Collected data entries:
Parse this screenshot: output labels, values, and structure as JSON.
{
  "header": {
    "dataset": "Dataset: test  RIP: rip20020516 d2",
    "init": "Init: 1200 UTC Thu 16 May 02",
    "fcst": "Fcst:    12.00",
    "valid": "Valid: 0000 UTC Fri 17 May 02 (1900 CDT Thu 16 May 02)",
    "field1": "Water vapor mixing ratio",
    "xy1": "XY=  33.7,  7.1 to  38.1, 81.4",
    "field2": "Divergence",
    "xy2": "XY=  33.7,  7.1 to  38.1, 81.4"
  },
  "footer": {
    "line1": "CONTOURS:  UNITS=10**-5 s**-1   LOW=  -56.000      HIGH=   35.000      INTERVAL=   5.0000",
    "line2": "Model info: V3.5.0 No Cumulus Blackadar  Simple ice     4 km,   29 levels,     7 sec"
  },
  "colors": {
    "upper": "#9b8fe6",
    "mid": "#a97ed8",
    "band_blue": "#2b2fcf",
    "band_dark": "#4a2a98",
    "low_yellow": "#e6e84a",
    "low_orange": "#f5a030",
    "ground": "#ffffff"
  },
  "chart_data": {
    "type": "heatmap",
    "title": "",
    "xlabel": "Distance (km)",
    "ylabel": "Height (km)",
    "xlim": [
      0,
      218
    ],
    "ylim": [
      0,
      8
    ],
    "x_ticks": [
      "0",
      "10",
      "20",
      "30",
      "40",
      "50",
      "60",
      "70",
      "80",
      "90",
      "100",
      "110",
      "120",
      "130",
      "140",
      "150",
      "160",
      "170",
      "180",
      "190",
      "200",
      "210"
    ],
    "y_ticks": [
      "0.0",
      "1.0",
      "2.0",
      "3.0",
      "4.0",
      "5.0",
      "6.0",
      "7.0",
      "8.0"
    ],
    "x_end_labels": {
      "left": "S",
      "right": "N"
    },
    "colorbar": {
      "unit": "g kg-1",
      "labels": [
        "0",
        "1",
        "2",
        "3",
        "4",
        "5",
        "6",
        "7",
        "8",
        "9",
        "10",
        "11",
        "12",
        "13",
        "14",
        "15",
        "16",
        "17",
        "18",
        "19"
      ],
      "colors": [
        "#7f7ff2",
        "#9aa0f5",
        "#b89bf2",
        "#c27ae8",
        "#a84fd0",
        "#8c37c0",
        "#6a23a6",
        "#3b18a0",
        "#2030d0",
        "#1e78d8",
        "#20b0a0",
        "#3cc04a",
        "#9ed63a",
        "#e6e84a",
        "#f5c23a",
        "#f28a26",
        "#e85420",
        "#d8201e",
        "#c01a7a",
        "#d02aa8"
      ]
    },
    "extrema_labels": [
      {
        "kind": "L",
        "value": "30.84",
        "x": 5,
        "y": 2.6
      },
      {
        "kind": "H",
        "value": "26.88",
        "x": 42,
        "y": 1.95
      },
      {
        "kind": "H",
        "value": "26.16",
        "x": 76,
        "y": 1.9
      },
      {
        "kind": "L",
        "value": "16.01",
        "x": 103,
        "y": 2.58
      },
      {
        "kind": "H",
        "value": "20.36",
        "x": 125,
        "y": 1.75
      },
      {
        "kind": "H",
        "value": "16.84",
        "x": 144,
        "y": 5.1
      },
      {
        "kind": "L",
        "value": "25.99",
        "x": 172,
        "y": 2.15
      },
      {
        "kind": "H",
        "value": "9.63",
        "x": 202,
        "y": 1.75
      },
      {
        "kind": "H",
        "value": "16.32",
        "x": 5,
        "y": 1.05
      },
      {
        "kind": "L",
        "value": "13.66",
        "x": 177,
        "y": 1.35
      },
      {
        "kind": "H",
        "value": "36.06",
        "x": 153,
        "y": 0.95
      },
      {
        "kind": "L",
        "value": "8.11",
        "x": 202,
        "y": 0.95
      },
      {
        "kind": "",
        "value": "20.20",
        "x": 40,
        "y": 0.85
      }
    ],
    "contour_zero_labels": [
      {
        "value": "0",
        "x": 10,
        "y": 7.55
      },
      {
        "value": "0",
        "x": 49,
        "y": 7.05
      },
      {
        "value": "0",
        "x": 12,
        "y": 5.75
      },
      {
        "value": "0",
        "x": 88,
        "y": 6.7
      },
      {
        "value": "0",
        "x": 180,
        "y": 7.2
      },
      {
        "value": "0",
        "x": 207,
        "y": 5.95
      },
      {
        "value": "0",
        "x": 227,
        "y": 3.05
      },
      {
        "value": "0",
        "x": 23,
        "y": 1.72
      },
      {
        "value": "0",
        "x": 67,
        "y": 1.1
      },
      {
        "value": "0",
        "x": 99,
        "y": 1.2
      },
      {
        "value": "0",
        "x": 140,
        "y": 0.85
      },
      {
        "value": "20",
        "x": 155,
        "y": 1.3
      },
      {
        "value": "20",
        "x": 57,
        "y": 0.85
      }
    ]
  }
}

● **Your instructions**
Return the material in full, exactly as shown.

● **Solution for this exercise**
Parse this screenshot: output labels, values, and structure as JSON.
{
  "header": {
    "dataset": "Dataset: test  RIP: rip20020516 d2",
    "init": "Init: 1200 UTC Thu 16 May 02",
    "fcst": "Fcst:    12.00",
    "valid": "Valid: 0000 UTC Fri 17 May 02 (1900 CDT Thu 16 May 02)",
    "field1": "Water vapor mixing ratio",
    "xy1": "XY=  33.7,  7.1 to  38.1, 81.4",
    "field2": "Divergence",
    "xy2": "XY=  33.7,  7.1 to  38.1, 81.4"
  },
  "footer": {
    "line1": "CONTOURS:  UNITS=10**-5 s**-1   LOW=  -56.000      HIGH=   35.000      INTERVAL=   5.0000",
    "line2": "Model info: V3.5.0 No Cumulus Blackadar  Simple ice     4 km,   29 levels,     7 sec"
  },
  "colors": {
    "upper": "#9b8fe6",
    "mid": "#a97ed8",
    "band_blue": "#2b2fcf",
    "band_dark": "#4a2a98",
    "low_yellow": "#e6e84a",
    "low_orange": "#f5a030",
    "ground": "#ffffff"
  },
  "chart_data": {
    "type": "heatmap",
    "title": "",
    "xlabel": "Distance (km)",
    "ylabel": "Height (km)",
    "xlim": [
      0,
      218
    ],
    "ylim": [
      0,
      8
    ],
    "x_ticks": [
      "0",
      "10",
      "20",
      "30",
      "40",
      "50",
      "60",
      "70",
      "80",
      "90",
      "100",
      "110",
      "120",
      "130",
      "140",
      "150",
      "160",
      "170",
      "180",
      "190",
      "200",
      "210"
    ],
    "y_ticks": [
      "0.0",
      "1.0",
      "2.0",
      "3.0",
      "4.0",
      "5.0",
      "6.0",
      "7.0",
      "8.0"
    ],
    "x_end_labels": {
      "left": "S",
      "right": "N"
    },
    "colorbar": {
      "unit": "g kg-1",
      "labels": [
        "0",
        "1",
        "2",
        "3",
        "4",
        "5",
        "6",
        "7",
        "8",
        "9",
        "10",
        "11",
        "12",
        "13",
        "14",
        "15",
        "16",
        "17",
        "18",
        "19"
      ],
      "colors": [
        "#7f7ff2",
        "#9aa0f5",
        "#b89bf2",
        "#c27ae8",
        "#a84fd0",
        "#8c37c0",
        "#6a23a6",
        "#3b18a0",
        "#2030d0",
        "#1e78d8",
        "#20b0a0",
        "#3cc04a",
        "#9ed63a",
        "#e6e84a",
        "#f5c23a",
        "#f28a26",
        "#e85420",
        "#d8201e",
        "#c01a7a",
        "#d02aa8"
      ]
    },
    "extrema_labels": [
      {
        "kind": "L",
        "value": "30.84",
        "x": 5,
        "y": 2.6
      },
      {
        "kind": "H",
        "value": "26.88",
        "x": 42,
        "y": 1.95
      },
      {
        "kind": "H",
        "value": "26.16",
        "x": 76,
        "y": 1.9
      },
      {
        "kind": "L",
        "value": "16.01",
        "x": 103,
        "y": 2.58
      },
      {
        "kind": "H",
        "value": "20.36",
        "x": 125,
        "y": 1.75
      },
      {
        "kind": "H",
        "value": "16.84",
        "x": 144,
        "y": 5.1
      },
      {
        "kind": "L",
        "value": "25.99",
        "x": 172,
        "y": 2.15
      },
      {
        "kind": "H",
        "value": "9.63",
        "x": 202,
        "y": 1.75
      },
      {
        "kind": "H",
        "value": "16.32",
        "x": 5,
        "y": 1.05
      },
      {
        "kind": "L",
        "value": "13.66",
        "x": 177,
        "y": 1.35
      },
      {
        "kind": "H",
        "value": "36.06",
        "x": 153,
        "y": 0.95
      },
      {
        "kind": "L",
        "value": "8.11",
        "x": 202,
        "y": 0.95
      },
      {
        "kind": "",
        "value": "20.20",
        "x": 40,
        "y": 0.85
      }
    ],
    "contour_zero_labels": [
      {
        "value": "0",
        "x": 10,
        "y": 7.55
      },
      {
        "value": "0",
        "x": 49,
        "y": 7.05
      },
      {
        "value": "0",
        "x": 12,
        "y": 5.75
      },
      {
        "value": "0",
        "x": 88,
        "y": 6.7
      },
      {
        "value": "0",
        "x": 180,
        "y": 7.2
      },
      {
        "value": "0",
        "x": 207,
        "y": 5.95
      },
      {
        "value": "0",
        "x": 227,
        "y": 3.05
      },
      {
        "value": "0",
        "x": 23,
        "y": 1.72
      },
      {
        "value": "0",
        "x": 67,
        "y": 1.1
      },
      {
        "value": "0",
        "x": 99,
        "y": 1.2
      },
      {
        "value": "0",
        "x": 140,
        "y": 0.85
      },
      {
        "value": "20",
        "x": 155,
        "y": 1.3
      },
      {
        "value": "20",
        "x": 57,
        "y": 0.85
      }
    ]
  }
}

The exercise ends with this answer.